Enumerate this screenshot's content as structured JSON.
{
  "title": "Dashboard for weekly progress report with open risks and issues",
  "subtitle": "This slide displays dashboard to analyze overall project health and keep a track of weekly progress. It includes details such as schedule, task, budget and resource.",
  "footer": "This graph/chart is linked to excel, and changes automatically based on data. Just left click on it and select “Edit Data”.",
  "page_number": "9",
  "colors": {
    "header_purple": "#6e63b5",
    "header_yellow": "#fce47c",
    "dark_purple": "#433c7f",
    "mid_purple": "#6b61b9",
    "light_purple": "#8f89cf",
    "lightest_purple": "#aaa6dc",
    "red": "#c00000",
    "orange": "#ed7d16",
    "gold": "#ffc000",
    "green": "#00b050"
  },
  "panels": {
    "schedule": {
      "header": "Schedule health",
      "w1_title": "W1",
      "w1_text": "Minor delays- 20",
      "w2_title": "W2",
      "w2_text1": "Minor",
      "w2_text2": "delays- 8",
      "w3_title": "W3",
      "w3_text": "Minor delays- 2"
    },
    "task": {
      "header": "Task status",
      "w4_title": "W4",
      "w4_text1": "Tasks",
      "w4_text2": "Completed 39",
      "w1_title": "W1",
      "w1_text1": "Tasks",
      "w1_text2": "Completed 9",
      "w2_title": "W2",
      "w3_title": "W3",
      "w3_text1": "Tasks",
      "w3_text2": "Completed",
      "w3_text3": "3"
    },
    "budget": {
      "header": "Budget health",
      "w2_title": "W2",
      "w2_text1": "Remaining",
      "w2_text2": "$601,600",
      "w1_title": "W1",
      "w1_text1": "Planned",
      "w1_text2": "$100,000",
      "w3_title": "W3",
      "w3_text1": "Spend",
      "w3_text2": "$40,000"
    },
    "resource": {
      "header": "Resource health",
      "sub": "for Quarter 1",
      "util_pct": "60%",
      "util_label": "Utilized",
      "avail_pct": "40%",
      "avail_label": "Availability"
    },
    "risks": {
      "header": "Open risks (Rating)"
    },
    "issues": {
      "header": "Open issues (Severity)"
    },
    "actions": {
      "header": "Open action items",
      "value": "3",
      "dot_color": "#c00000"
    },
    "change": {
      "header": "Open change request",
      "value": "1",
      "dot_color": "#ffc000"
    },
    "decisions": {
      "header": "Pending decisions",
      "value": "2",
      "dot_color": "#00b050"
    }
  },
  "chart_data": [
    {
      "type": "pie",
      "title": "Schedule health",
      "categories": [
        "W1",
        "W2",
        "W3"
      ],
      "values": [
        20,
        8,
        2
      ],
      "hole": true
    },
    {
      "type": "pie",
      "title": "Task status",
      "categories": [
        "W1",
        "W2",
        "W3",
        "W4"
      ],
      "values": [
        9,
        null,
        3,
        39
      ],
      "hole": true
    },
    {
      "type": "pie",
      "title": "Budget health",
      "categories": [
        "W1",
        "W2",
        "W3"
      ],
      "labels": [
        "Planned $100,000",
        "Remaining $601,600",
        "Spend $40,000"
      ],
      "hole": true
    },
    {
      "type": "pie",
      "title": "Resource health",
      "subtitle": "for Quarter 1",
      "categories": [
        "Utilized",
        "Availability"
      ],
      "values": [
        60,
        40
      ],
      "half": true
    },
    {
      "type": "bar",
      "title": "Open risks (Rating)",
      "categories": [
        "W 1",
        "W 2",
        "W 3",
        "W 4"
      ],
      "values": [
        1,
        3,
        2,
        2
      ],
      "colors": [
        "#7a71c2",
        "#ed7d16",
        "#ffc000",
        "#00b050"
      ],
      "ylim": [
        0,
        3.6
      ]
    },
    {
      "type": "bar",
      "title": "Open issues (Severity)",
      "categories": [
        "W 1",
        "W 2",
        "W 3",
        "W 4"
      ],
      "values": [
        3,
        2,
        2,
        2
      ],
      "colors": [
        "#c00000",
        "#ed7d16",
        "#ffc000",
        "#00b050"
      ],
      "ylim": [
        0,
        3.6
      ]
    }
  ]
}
○ ○ ○ ○
__What is required__: Each line of the material must be restated exactly.

__Solved problem__:
Enumerate this screenshot's content as structured JSON.
{
  "title": "Dashboard for weekly progress report with open risks and issues",
  "subtitle": "This slide displays dashboard to analyze overall project health and keep a track of weekly progress. It includes details such as schedule, task, budget and resource.",
  "footer": "This graph/chart is linked to excel, and changes automatically based on data. Just left click on it and select “Edit Data”.",
  "page_number": "9",
  "colors": {
    "header_purple": "#6e63b5",
    "header_yellow": "#fce47c",
    "dark_purple": "#433c7f",
    "mid_purple": "#6b61b9",
    "light_purple": "#8f89cf",
    "lightest_purple": "#aaa6dc",
    "red": "#c00000",
    "orange": "#ed7d16",
    "gold": "#ffc000",
    "green": "#00b050"
  },
  "panels": {
    "schedule": {
      "header": "Schedule health",
      "w1_title": "W1",
      "w1_text": "Minor delays- 20",
      "w2_title": "W2",
      "w2_text1": "Minor",
      "w2_text2": "delays- 8",
      "w3_title": "W3",
      "w3_text": "Minor delays- 2"
    },
    "task": {
      "header": "Task status",
      "w4_title": "W4",
      "w4_text1": "Tasks",
      "w4_text2": "Completed 39",
      "w1_title": "W1",
      "w1_text1": "Tasks",
      "w1_text2": "Completed 9",
      "w2_title": "W2",
      "w3_title": "W3",
      "w3_text1": "Tasks",
      "w3_text2": "Completed",
      "w3_text3": "3"
    },
    "budget": {
      "header": "Budget health",
      "w2_title": "W2",
      "w2_text1": "Remaining",
      "w2_text2": "$601,600",
      "w1_title": "W1",
      "w1_text1": "Planned",
      "w1_text2": "$100,000",
      "w3_title": "W3",
      "w3_text1": "Spend",
      "w3_text2": "$40,000"
    },
    "resource": {
      "header": "Resource health",
      "sub": "for Quarter 1",
      "util_pct": "60%",
      "util_label": "Utilized",
      "avail_pct": "40%",
      "avail_label": "Availability"
    },
    "risks": {
      "header": "Open risks (Rating)"
    },
    "issues": {
      "header": "Open issues (Severity)"
    },
    "actions": {
      "header": "Open action items",
      "value": "3",
      "dot_color": "#c00000"
    },
    "change": {
      "header": "Open change request",
      "value": "1",
      "dot_color": "#ffc000"
    },
    "decisions": {
      "header": "Pending decisions",
      "value": "2",
      "dot_color": "#00b050"
    }
  },
  "chart_data": [
    {
      "type": "pie",
      "title": "Schedule health",
      "categories": [
        "W1",
        "W2",
        "W3"
      ],
      "values": [
        20,
        8,
        2
      ],
      "hole": true
    },
    {
      "type": "pie",
      "title": "Task status",
      "categories": [
        "W1",
        "W2",
        "W3",
        "W4"
      ],
      "values": [
        9,
        null,
        3,
        39
      ],
      "hole": true
    },
    {
      "type": "pie",
      "title": "Budget health",
      "categories": [
        "W1",
        "W2",
        "W3"
      ],
      "labels": [
        "Planned $100,000",
        "Remaining $601,600",
        "Spend $40,000"
      ],
      "hole": true
    },
    {
      "type": "pie",
      "title": "Resource health",
      "subtitle": "for Quarter 1",
      "categories": [
        "Utilized",
        "Availability"
      ],
      "values": [
        60,
        40
      ],
      "half": true
    },
    {
      "type": "bar",
      "title": "Open risks (Rating)",
      "categories": [
        "W 1",
        "W 2",
        "W 3",
        "W 4"
      ],
      "values": [
        1,
        3,
        2,
        2
      ],
      "colors": [
        "#7a71c2",
        "#ed7d16",
        "#ffc000",
        "#00b050"
      ],
      "ylim": [
        0,
        3.6
      ]
    },
    {
      "type": "bar",
      "title": "Open issues (Severity)",
      "categories": [
        "W 1",
        "W 2",
        "W 3",
        "W 4"
      ],
      "values": [
        3,
        2,
        2,
        2
      ],
      "colors": [
        "#c00000",
        "#ed7d16",
        "#ffc000",
        "#00b050"
      ],
      "ylim": [
        0,
        3.6
      ]
    }
  ]
}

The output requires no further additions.